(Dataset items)
.....

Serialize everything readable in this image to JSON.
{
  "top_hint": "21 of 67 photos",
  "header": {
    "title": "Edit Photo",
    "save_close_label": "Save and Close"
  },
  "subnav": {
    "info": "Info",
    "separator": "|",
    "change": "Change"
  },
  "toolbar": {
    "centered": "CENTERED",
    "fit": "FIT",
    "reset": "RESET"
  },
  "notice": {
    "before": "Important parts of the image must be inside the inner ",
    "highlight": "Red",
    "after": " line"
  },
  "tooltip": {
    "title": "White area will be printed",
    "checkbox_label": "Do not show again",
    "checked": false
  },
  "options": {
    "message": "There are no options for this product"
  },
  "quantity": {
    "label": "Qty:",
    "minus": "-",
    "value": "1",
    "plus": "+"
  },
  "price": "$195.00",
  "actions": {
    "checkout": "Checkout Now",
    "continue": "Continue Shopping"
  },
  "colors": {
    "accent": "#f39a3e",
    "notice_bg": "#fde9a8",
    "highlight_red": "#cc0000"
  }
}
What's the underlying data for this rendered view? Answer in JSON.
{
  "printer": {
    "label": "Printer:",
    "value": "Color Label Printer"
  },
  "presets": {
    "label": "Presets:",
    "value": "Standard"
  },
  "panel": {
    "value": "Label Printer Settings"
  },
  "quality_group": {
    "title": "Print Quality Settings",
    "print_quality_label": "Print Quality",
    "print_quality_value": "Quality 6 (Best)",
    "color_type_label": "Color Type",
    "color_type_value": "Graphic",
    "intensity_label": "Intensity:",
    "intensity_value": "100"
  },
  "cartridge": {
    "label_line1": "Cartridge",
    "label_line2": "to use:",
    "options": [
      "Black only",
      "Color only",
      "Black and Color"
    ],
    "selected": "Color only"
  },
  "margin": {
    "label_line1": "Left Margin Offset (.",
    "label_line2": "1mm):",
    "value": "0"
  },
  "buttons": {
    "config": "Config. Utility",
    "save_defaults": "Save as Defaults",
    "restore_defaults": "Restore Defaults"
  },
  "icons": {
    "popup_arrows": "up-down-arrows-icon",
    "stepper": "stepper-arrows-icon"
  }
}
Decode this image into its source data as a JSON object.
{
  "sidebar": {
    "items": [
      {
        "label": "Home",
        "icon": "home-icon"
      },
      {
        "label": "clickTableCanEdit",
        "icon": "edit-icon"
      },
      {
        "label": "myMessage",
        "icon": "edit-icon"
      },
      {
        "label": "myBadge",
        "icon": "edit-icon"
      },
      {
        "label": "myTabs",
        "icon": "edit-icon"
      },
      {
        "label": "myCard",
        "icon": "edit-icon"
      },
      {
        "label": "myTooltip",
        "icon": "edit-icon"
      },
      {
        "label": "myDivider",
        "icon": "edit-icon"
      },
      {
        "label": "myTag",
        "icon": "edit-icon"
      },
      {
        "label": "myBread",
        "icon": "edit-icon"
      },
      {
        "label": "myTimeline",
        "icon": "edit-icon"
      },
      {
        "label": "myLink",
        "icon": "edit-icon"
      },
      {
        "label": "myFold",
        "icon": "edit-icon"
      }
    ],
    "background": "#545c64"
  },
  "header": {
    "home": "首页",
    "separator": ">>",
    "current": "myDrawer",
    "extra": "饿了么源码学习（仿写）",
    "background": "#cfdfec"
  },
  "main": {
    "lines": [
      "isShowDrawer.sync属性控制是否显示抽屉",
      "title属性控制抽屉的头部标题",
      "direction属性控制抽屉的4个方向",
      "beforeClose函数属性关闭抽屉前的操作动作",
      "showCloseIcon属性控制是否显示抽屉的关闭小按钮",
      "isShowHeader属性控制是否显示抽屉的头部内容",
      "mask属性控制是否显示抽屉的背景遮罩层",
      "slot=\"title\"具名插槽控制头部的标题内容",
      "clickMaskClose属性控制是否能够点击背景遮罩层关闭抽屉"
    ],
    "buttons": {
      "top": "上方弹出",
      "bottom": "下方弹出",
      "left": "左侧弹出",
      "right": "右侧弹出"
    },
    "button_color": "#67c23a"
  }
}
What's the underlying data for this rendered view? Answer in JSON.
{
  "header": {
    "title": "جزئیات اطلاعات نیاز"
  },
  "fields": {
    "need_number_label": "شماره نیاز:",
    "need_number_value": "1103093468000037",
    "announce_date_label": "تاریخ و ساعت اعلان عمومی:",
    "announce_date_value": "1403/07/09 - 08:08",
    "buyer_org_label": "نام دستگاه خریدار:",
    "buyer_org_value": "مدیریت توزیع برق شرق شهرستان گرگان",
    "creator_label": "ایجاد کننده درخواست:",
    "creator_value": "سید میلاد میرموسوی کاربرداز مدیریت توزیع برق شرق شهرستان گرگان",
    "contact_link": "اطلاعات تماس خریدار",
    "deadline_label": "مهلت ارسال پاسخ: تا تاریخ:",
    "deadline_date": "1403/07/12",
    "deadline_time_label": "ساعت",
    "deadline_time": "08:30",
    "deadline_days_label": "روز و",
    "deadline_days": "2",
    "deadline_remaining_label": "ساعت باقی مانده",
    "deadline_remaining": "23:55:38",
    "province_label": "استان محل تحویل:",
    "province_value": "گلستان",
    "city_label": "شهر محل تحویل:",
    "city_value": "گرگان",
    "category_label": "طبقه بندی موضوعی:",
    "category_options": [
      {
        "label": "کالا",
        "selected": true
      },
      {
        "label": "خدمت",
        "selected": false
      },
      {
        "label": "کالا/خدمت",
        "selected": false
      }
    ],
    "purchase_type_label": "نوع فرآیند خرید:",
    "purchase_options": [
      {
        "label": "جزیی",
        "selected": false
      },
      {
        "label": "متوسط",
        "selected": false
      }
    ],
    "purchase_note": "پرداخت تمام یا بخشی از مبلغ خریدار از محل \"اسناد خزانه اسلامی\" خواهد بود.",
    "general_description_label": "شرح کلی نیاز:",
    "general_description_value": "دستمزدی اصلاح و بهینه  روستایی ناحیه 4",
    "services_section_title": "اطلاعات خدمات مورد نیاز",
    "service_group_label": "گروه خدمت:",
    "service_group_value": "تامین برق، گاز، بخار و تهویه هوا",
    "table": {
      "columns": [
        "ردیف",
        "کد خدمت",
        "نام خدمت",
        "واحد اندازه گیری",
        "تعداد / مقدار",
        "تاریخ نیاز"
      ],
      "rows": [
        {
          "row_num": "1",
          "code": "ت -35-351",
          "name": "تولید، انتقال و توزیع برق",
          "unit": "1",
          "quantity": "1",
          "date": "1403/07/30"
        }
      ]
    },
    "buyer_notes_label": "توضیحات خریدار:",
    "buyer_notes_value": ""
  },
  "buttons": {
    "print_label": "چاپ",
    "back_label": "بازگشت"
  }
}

.....

**TASK INSTRUCTIONS:** Search the listing above for the string "ساعت". Copy every line that contains it.

**CORRECT RESULT:**
    "announce_date_label": "تاریخ و ساعت اعلان عمومی:",
    "deadline_time_label": "ساعت",
    "deadline_remaining_label": "ساعت باقی مانده",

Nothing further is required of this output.